• _Problem requirements_
Leave out the pictures and repeat every record exactly.

• _Supplied material_
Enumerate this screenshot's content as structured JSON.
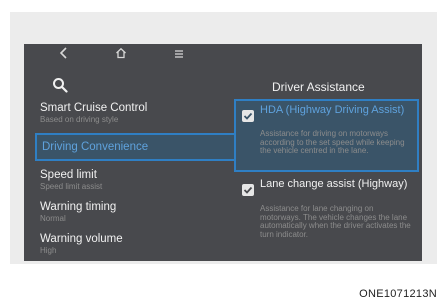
{
  "nav": {
    "back_icon": "chevron-left-icon",
    "home_icon": "home-icon",
    "menu_icon": "menu-icon"
  },
  "left_menu": {
    "items": [
      {
        "title": "Smart Cruise Control",
        "subtitle": "Based on driving style"
      },
      {
        "title": "Driving Convenience",
        "subtitle": ""
      },
      {
        "title": "Speed limit",
        "subtitle": "Speed limit assist"
      },
      {
        "title": "Warning timing",
        "subtitle": "Normal"
      },
      {
        "title": "Warning volume",
        "subtitle": "High"
      }
    ]
  },
  "right_panel": {
    "title": "Driver Assistance",
    "options": [
      {
        "title": "HDA (Highway Driving Assist)",
        "description": "Assistance for driving on motorways according to the set speed while keeping the vehicle centred in the lane.",
        "checked": true
      },
      {
        "title": "Lane change assist (Highway)",
        "description": "Assistance for lane changing on motorways. The vehicle changes the lane automatically when the driver activates the turn indicator.",
        "checked": true
      }
    ]
  },
  "caption": "ONE1071213N",
  "colors": {
    "screen_bg": "#48494d",
    "accent": "#2f7fc4",
    "highlight_text": "#5fa2dd"
  }
}
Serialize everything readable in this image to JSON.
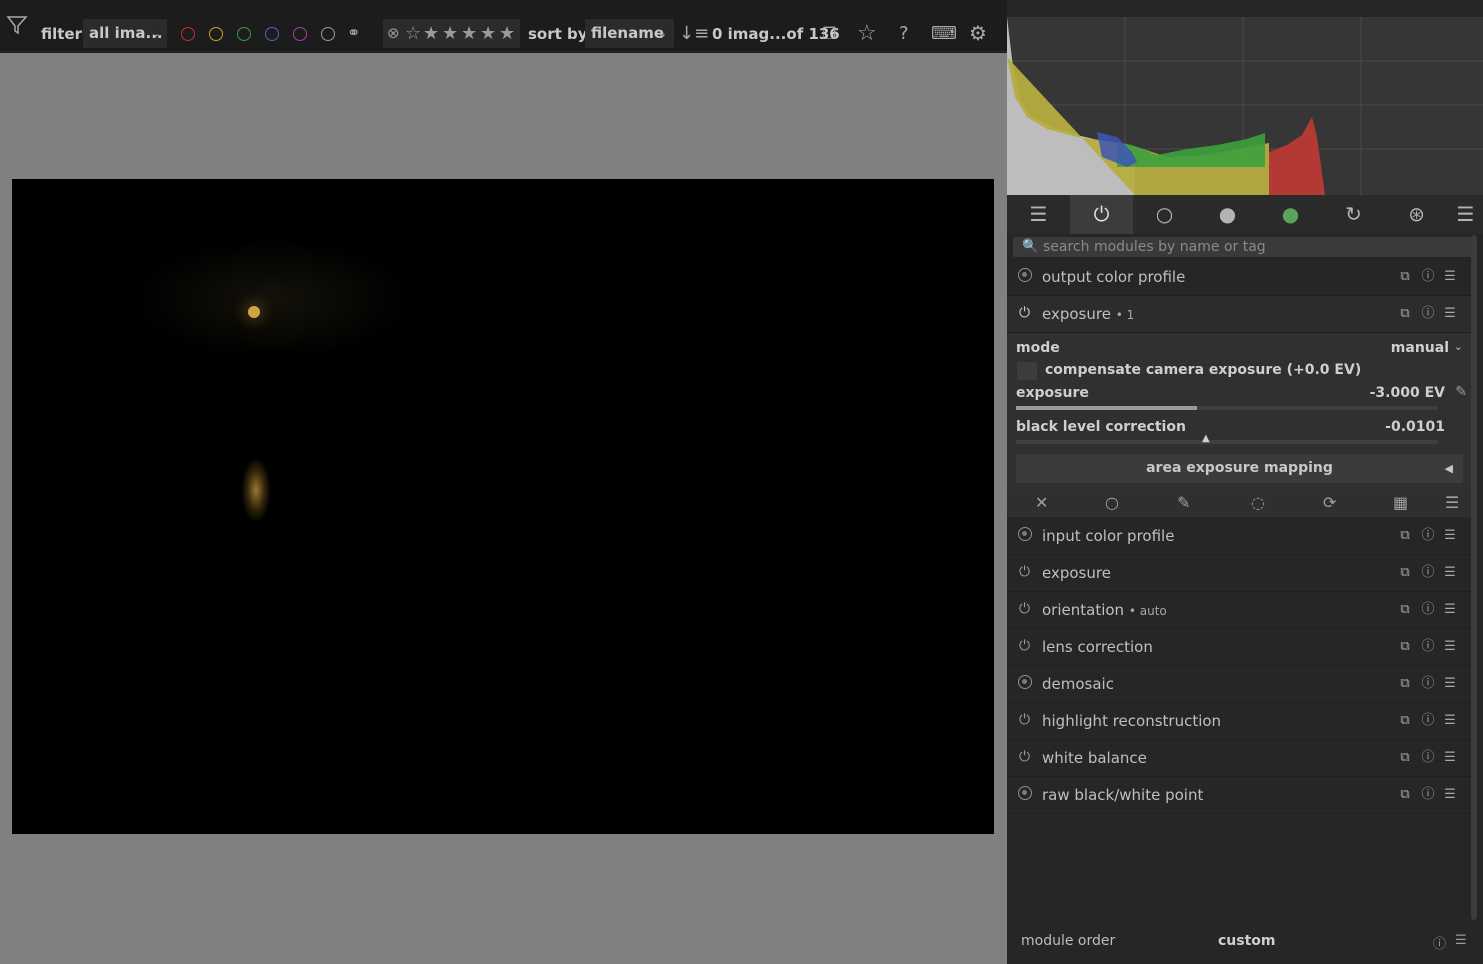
{
  "topbar": {
    "filter_label": "filter",
    "filter_value": "all ima...",
    "color_labels": [
      {
        "name": "red",
        "color": "#c0302c"
      },
      {
        "name": "yellow",
        "color": "#c9a22b"
      },
      {
        "name": "green",
        "color": "#3b9d3b"
      },
      {
        "name": "blue",
        "color": "#3d6ab9"
      },
      {
        "name": "purple",
        "color": "#a33fa8"
      },
      {
        "name": "gray",
        "color": "#9a9a9a"
      }
    ],
    "sort_label": "sort by",
    "sort_value": "filename",
    "count_text": "0 imag...of 136"
  },
  "modules_search": {
    "placeholder": "search modules by name or tag"
  },
  "modules": {
    "output_color_profile": {
      "name": "output color profile"
    },
    "exposure_instance": {
      "name": "exposure",
      "suffix": "• 1"
    },
    "input_color_profile": {
      "name": "input color profile"
    },
    "exposure": {
      "name": "exposure"
    },
    "orientation": {
      "name": "orientation",
      "suffix": "• auto"
    },
    "lens_correction": {
      "name": "lens correction"
    },
    "demosaic": {
      "name": "demosaic"
    },
    "highlight_reconstruction": {
      "name": "highlight reconstruction"
    },
    "white_balance": {
      "name": "white balance"
    },
    "raw_black_white_point": {
      "name": "raw black/white point"
    }
  },
  "exposure_panel": {
    "mode_label": "mode",
    "mode_value": "manual",
    "compensate_label": "compensate camera exposure (+0.0 EV)",
    "exposure_label": "exposure",
    "exposure_value": "-3.000 EV",
    "exposure_fill": 0.43,
    "black_label": "black level correction",
    "black_value": "-0.0101",
    "area_button": "area exposure mapping"
  },
  "footer": {
    "module_order_label": "module order",
    "module_order_value": "custom"
  }
}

• _Result for this exercise_
Enumerate this screenshot's content as structured JSON.
{
  "nav": {
    "back_icon": "chevron-left-icon",
    "home_icon": "home-icon",
    "menu_icon": "menu-icon"
  },
  "left_menu": {
    "items": [
      {
        "title": "Smart Cruise Control",
        "subtitle": "Based on driving style"
      },
      {
        "title": "Driving Convenience",
        "subtitle": ""
      },
      {
        "title": "Speed limit",
        "subtitle": "Speed limit assist"
      },
      {
        "title": "Warning timing",
        "subtitle": "Normal"
      },
      {
        "title": "Warning volume",
        "subtitle": "High"
      }
    ]
  },
  "right_panel": {
    "title": "Driver Assistance",
    "options": [
      {
        "title": "HDA (Highway Driving Assist)",
        "description": "Assistance for driving on motorways according to the set speed while keeping the vehicle centred in the lane.",
        "checked": true
      },
      {
        "title": "Lane change assist (Highway)",
        "description": "Assistance for lane changing on motorways. The vehicle changes the lane automatically when the driver activates the turn indicator.",
        "checked": true
      }
    ]
  },
  "caption": "ONE1071213N",
  "colors": {
    "screen_bg": "#48494d",
    "accent": "#2f7fc4",
    "highlight_text": "#5fa2dd"
  }
}
Serialize everything readable in this image to JSON.
{
  "topbar": {
    "filter_label": "filter",
    "filter_value": "all ima...",
    "color_labels": [
      {
        "name": "red",
        "color": "#c0302c"
      },
      {
        "name": "yellow",
        "color": "#c9a22b"
      },
      {
        "name": "green",
        "color": "#3b9d3b"
      },
      {
        "name": "blue",
        "color": "#3d6ab9"
      },
      {
        "name": "purple",
        "color": "#a33fa8"
      },
      {
        "name": "gray",
        "color": "#9a9a9a"
      }
    ],
    "sort_label": "sort by",
    "sort_value": "filename",
    "count_text": "0 imag...of 136"
  },
  "modules_search": {
    "placeholder": "search modules by name or tag"
  },
  "modules": {
    "output_color_profile": {
      "name": "output color profile"
    },
    "exposure_instance": {
      "name": "exposure",
      "suffix": "• 1"
    },
    "input_color_profile": {
      "name": "input color profile"
    },
    "exposure": {
      "name": "exposure"
    },
    "orientation": {
      "name": "orientation",
      "suffix": "• auto"
    },
    "lens_correction": {
      "name": "lens correction"
    },
    "demosaic": {
      "name": "demosaic"
    },
    "highlight_reconstruction": {
      "name": "highlight reconstruction"
    },
    "white_balance": {
      "name": "white balance"
    },
    "raw_black_white_point": {
      "name": "raw black/white point"
    }
  },
  "exposure_panel": {
    "mode_label": "mode",
    "mode_value": "manual",
    "compensate_label": "compensate camera exposure (+0.0 EV)",
    "exposure_label": "exposure",
    "exposure_value": "-3.000 EV",
    "exposure_fill": 0.43,
    "black_label": "black level correction",
    "black_value": "-0.0101",
    "area_button": "area exposure mapping"
  },
  "footer": {
    "module_order_label": "module order",
    "module_order_value": "custom"
  }
}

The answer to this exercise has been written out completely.